* _Written task_
Identify all lines of the data containing the string "funksiyasi" and copy them.

* _Extracted entries_
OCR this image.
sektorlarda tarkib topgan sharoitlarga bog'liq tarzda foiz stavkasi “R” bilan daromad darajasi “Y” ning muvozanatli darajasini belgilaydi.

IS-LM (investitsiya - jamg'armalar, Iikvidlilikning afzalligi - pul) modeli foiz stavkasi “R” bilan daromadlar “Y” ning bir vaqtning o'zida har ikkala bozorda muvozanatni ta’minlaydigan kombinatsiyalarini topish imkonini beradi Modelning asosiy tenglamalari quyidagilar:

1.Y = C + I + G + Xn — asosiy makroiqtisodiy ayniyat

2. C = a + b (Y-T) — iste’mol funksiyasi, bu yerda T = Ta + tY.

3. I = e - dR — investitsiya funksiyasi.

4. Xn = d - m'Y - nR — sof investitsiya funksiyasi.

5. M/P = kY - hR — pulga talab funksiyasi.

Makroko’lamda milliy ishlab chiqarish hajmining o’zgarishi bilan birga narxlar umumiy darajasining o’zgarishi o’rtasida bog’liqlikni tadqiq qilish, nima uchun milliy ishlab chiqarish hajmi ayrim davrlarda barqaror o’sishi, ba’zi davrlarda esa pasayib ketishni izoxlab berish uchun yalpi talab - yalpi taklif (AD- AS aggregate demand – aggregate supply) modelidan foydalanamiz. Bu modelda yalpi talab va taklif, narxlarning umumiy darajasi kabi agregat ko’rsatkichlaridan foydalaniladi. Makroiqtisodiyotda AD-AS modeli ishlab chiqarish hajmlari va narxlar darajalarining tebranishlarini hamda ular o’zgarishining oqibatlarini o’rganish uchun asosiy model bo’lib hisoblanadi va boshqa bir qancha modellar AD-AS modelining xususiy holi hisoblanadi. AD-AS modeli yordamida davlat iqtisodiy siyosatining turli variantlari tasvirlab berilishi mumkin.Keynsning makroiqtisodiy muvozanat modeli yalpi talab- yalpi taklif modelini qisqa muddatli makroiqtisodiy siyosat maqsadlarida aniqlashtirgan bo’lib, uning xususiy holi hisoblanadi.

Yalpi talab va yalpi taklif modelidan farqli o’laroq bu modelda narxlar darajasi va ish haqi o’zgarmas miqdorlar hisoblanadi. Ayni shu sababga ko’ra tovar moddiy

* _Problem solution_
2. C = a + b (Y-T) — iste’mol funksiyasi, bu yerda T = Ta + tY.
3. I = e - dR — investitsiya funksiyasi.
4. Xn = d - m'Y - nR — sof investitsiya funksiyasi.
5. M/P = kY - hR — pulga talab funksiyasi.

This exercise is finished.